* **WORK TO DO**
Every line below that contains "батончик" is to be copied.

* **RECORDS FOR THE EXERCISE**
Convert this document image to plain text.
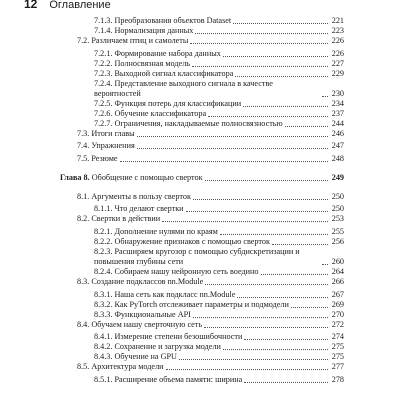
12 Оглавление
7.1.3. Преобразования объектов Dataset	221
7.1.4. Нормализация данных	223
7.2. Различаем птиц и самолеты	226
7.2.1. Формирование набора данных	226
7.2.2. Полносвязная модель	227
7.2.3. Выходной сигнал классификатора	229
7.2.4. Представление выходного сигнала в качестве вероятностей	230
7.2.5. Функция потерь для классификации	234
7.2.6. Обучение классификатора	237
7.2.7. Ограничения, накладываемые полносвязностью	244
7.3. Итоги главы	246
7.4. Упражнения	247
7.5. Резюме	248
Глава 8. Обобщение с помощью сверток	249
8.1. Аргументы в пользу сверток	250
8.1.1. Что делают свертки	250
8.2. Свертки в действии	253
8.2.1. Дополнение нулями по краям	255
8.2.2. Обнаружение признаков с помощью сверток	256
8.2.3. Расширяем кругозор с помощью субдискретизации и повышения глубины сети	260
8.2.4. Собираем нашу нейронную сеть воедино	264
8.3. Создание подклассов nn.Module	266
8.3.1. Наша сеть как подкласс nn.Module	267
8.3.2. Как PyTorch отслеживает параметры и подмодели	269
8.3.3. Функциональные API	270
8.4. Обучаем нашу сверточную сеть	272
8.4.1. Измерение степени безошибочности	274
8.4.2. Сохранение и загрузка модели	275
8.4.3. Обучение на GPU	275
8.5. Архитектура модели	277
8.5.1. Расширение объема памяти: ширина	278
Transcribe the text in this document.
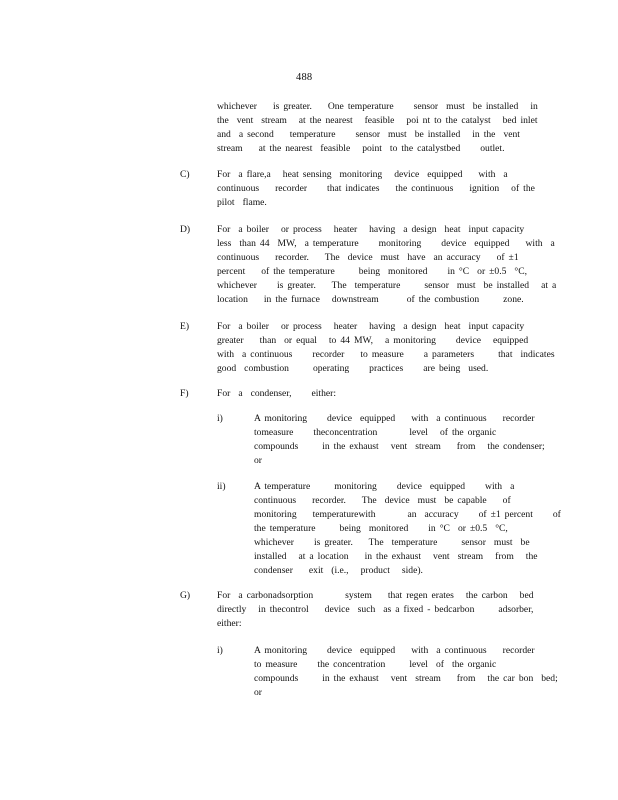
488
whichever    is greater.    One temperature     sensor  must  be installed   in
the  vent  stream   at the nearest   feasible   poi nt to the catalyst   bed inlet
and  a second    temperature     sensor  must  be installed   in the  vent
stream    at the nearest  feasible   point  to the catalystbed     outlet.
C)	For  a flare,a   heat sensing  monitoring   device  equipped    with  a
continuous    recorder     that indicates    the continuous    ignition   of the
pilot  flame.
D)	For  a boiler   or process   heater   having  a design  heat  input capacity
less  than 44  MW,  a temperature     monitoring     device  equipped    with  a
continuous    recorder.    The  device  must  have  an accuracy    of ±1
percent    of the temperature      being  monitored     in °C  or ±0.5  °C,
whichever     is greater.    The  temperature      sensor  must  be installed   at a
location    in the furnace   downstream       of the combustion      zone.
E)	For  a boiler   or process   heater   having  a design  heat  input capacity
greater    than  or equal   to 44 MW,   a monitoring     device   equipped
with  a continuous     recorder    to measure     a parameters      that  indicates
good  combustion      operating     practices     are being  used.
F)	For  a  condenser,     either:
i)	A monitoring     device  equipped    with  a continuous    recorder
tomeasure     theconcentration        level   of the organic
compounds      in the exhaust   vent  stream    from   the condenser;
or
ii)	A temperature      monitoring     device  equipped     with  a
continuous    recorder.    The  device  must  be capable    of
monitoring    temperaturewith        an  accuracy     of ±1 percent     of
the temperature      being  monitored     in °C  or ±0.5  °C,
whichever     is greater.    The  temperature      sensor  must  be
installed   at a location    in the exhaust   vent  stream   from   the
condenser    exit  (i.e.,   product   side).
G)	For  a carbonadsorption        system    that regen erates   the carbon   bed
directly   in thecontrol    device  such  as a fixed - bedcarbon      adsorber,
either:
i)	A monitoring     device  equipped    with  a continuous    recorder
to measure     the concentration      level  of  the organic
compounds      in the exhaust   vent  stream    from   the car bon  bed;
or
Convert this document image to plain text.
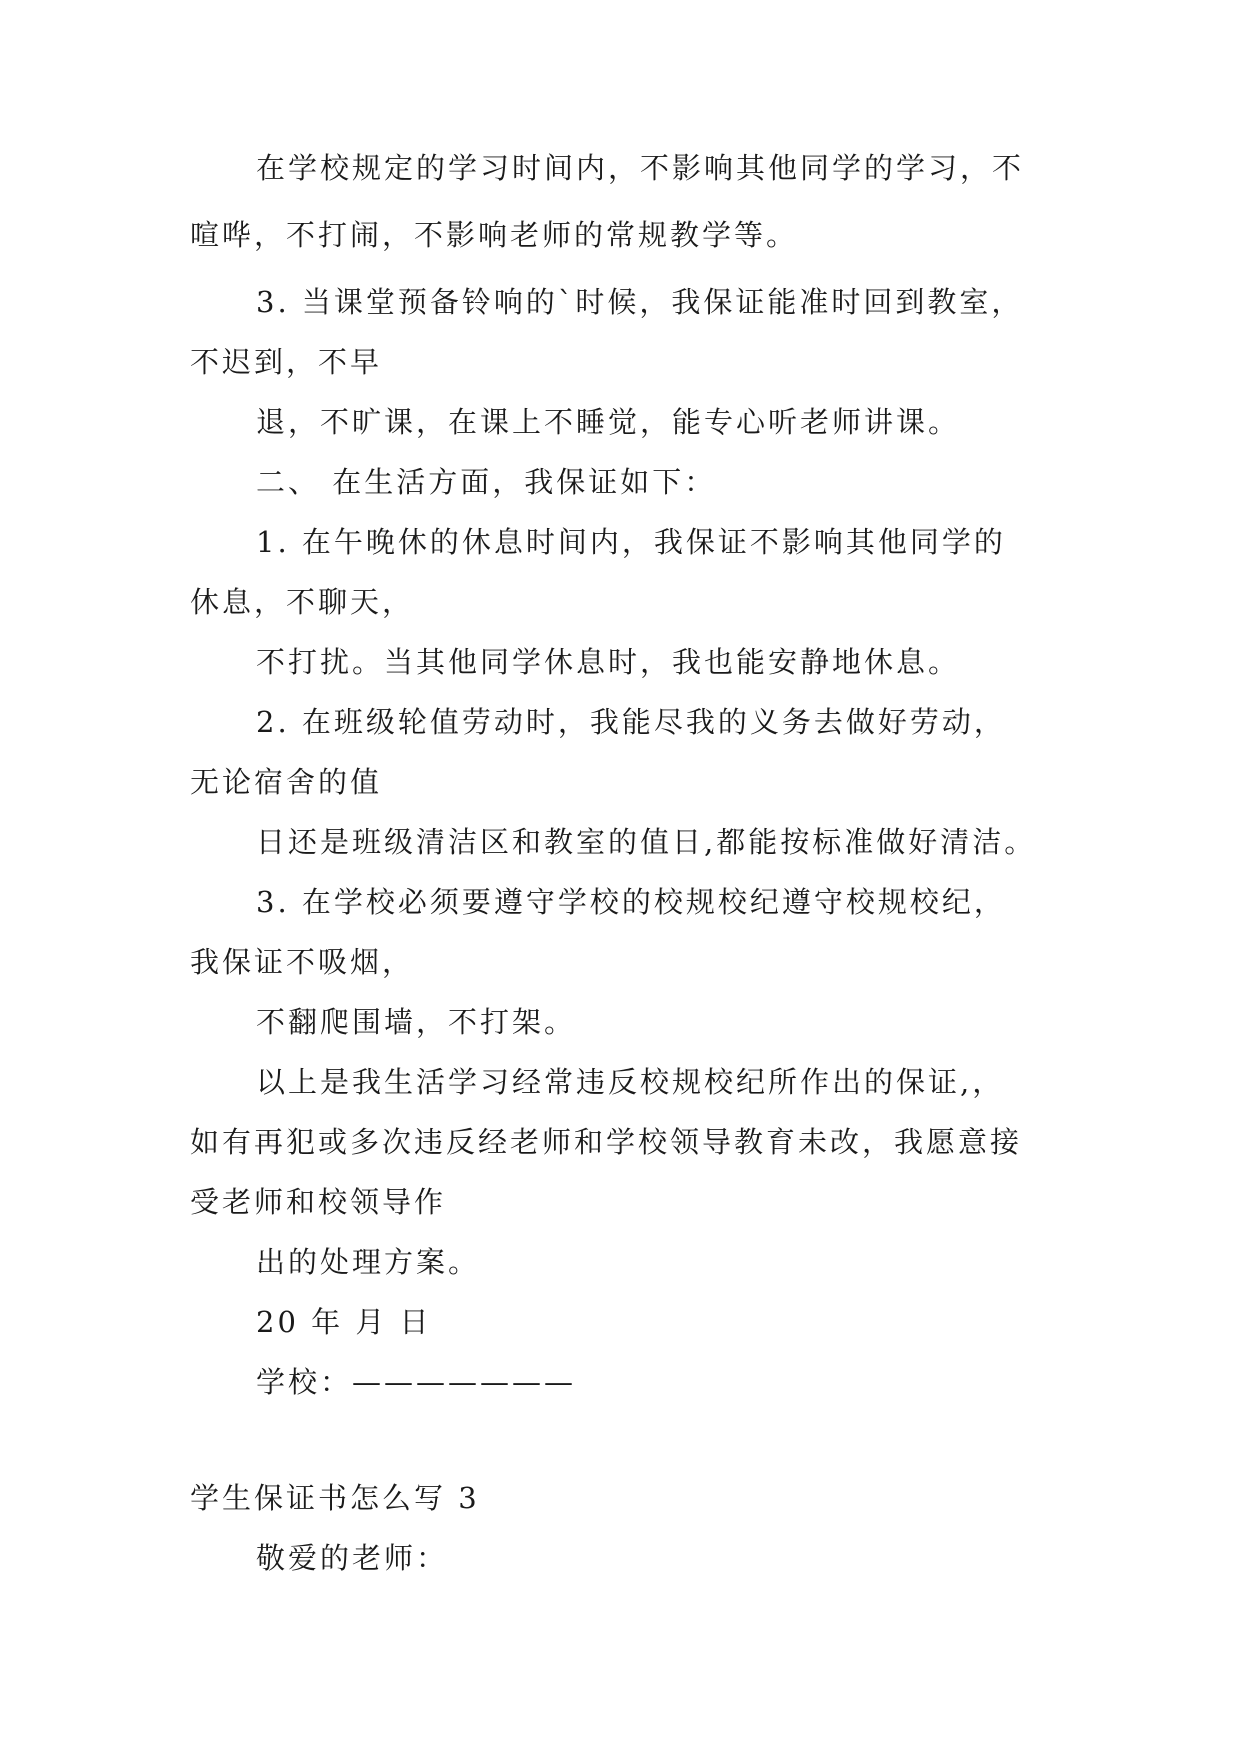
在学校规定的学习时间内，不影响其他同学的学习，不
喧哗，不打闹，不影响老师的常规教学等。
3. 当课堂预备铃响的`时候，我保证能准时回到教室，
不迟到，不早
退，不旷课，在课上不睡觉，能专心听老师讲课。
二、 在生活方面，我保证如下：
1. 在午晚休的休息时间内，我保证不影响其他同学的
休息，不聊天，
不打扰。当其他同学休息时，我也能安静地休息。
2. 在班级轮值劳动时，我能尽我的义务去做好劳动，
无论宿舍的值
日还是班级清洁区和教室的值日,都能按标准做好清洁。
3. 在学校必须要遵守学校的校规校纪遵守校规校纪，
我保证不吸烟，
不翻爬围墙，不打架。
以上是我生活学习经常违反校规校纪所作出的保证,，
如有再犯或多次违反经老师和学校领导教育未改，我愿意接
受老师和校领导作
出的处理方案。
20 年 月 日
学校：———————
学生保证书怎么写 3
敬爱的老师：
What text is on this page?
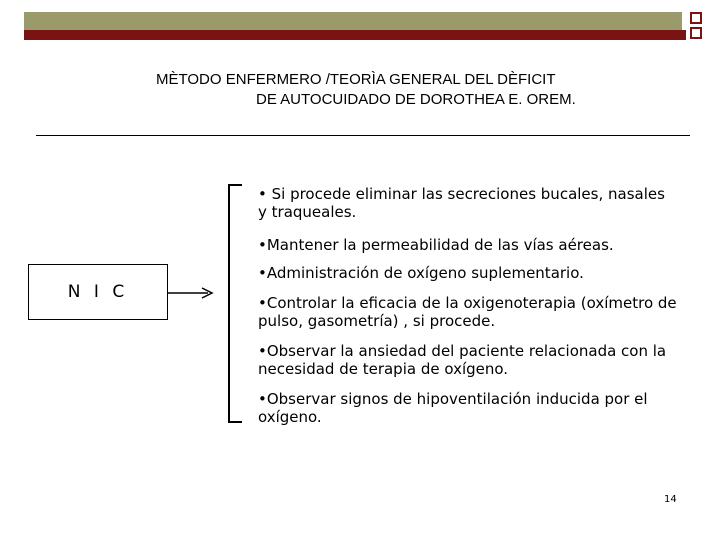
MÈTODO ENFERMERO /TEORÌA GENERAL DEL DÈFICIT
DE AUTOCUIDADO DE DOROTHEA E. OREM.
N I C
• Si procede eliminar las secreciones bucales, nasales y traqueales.
•Mantener la permeabilidad de las vías aéreas.
•Administración de oxígeno suplementario.
•Controlar la eficacia de la oxigenoterapia (oxímetro de pulso, gasometría) , si procede.
•Observar la ansiedad del paciente relacionada con la necesidad de terapia de oxígeno.
•Observar signos de hipoventilación inducida por el oxígeno.
14
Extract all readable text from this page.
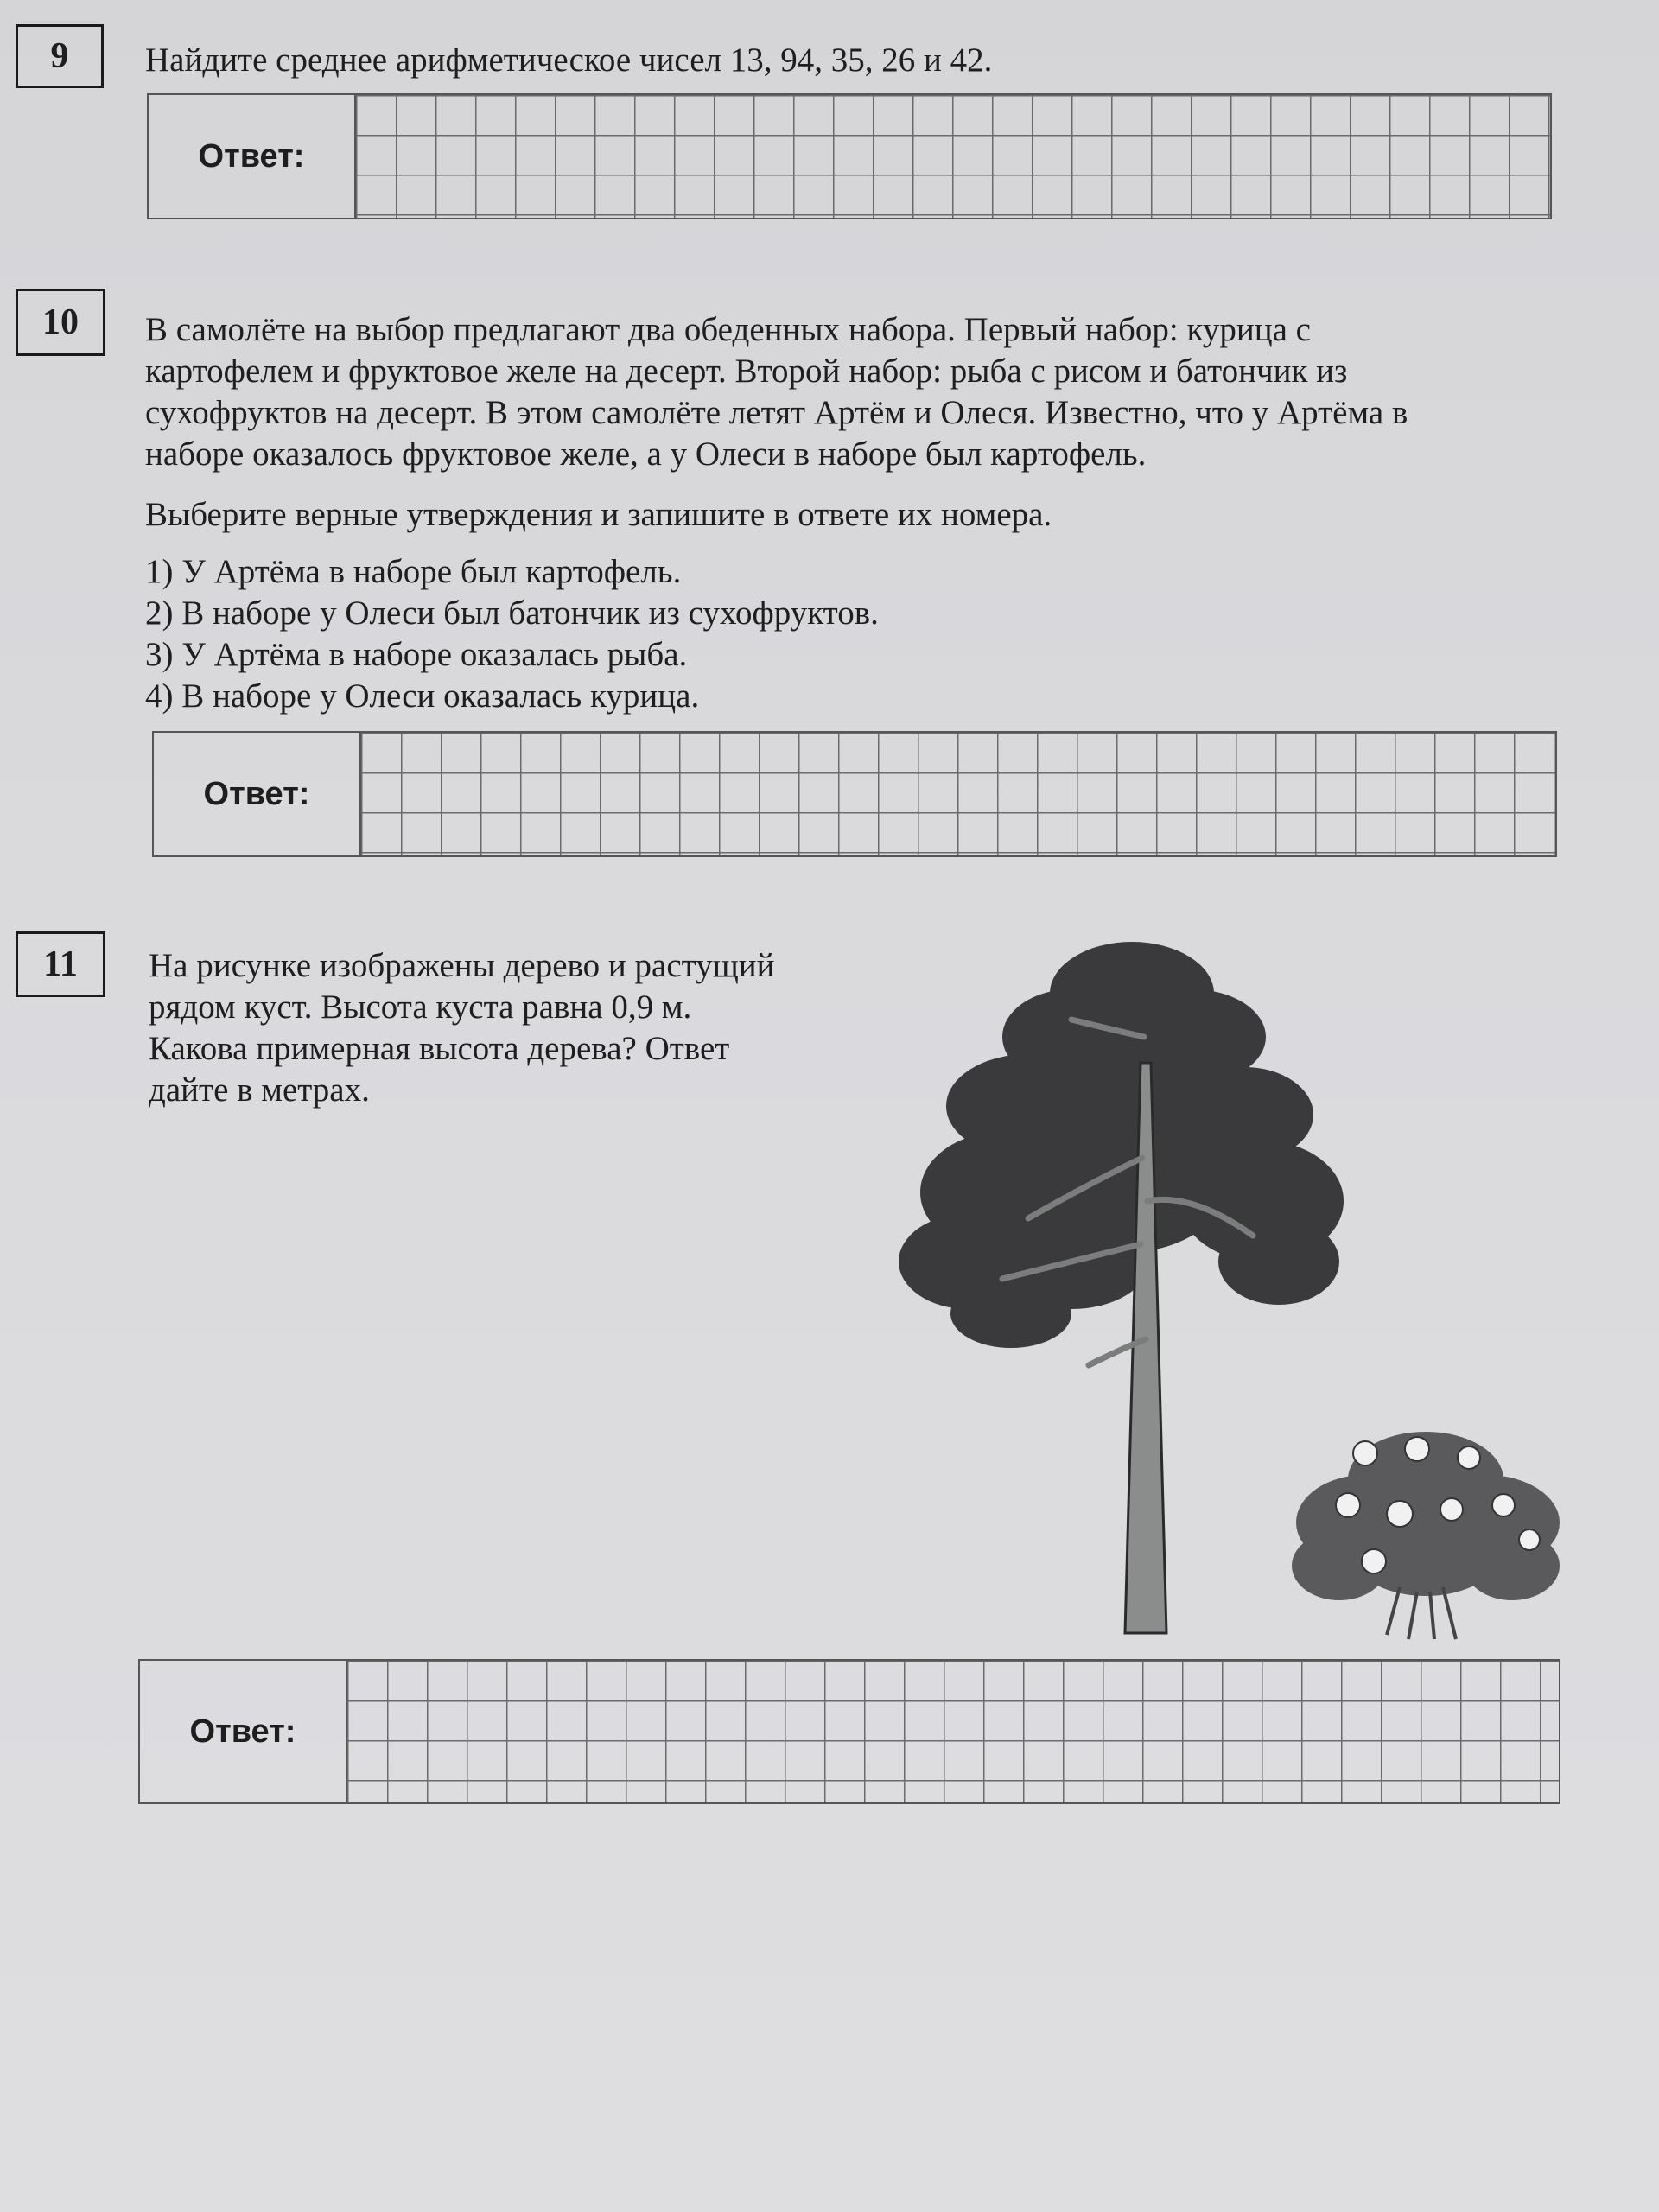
9	Найдите среднее арифметическое чисел 13, 94, 35, 26 и 42.
Ответ:
10	В самолёте на выбор предлагают два обеденных набора. Первый набор: курица с
картофелем и фруктовое желе на десерт. Второй набор: рыба с рисом и батончик из
сухофруктов на десерт. В этом самолёте летят Артём и Олеся. Известно, что у Артёма в
наборе оказалось фруктовое желе, а у Олеси в наборе был картофель.
Выберите верные утверждения и запишите в ответе их номера.
1) У Артёма в наборе был картофель.
2) В наборе у Олеси был батончик из сухофруктов.
3) У Артёма в наборе оказалась рыба.
4) В наборе у Олеси оказалась курица.
Ответ:
11	На рисунке изображены дерево и растущий
рядом куст. Высота куста равна 0,9 м.
Какова примерная высота дерева? Ответ
дайте в метрах.
Ответ:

* **OUTPUT FOR THIS EXERCISE**
картофелем и фруктовое желе на десерт. Второй набор: рыба с рисом и батончик из
2) В наборе у Олеси был батончик из сухофруктов.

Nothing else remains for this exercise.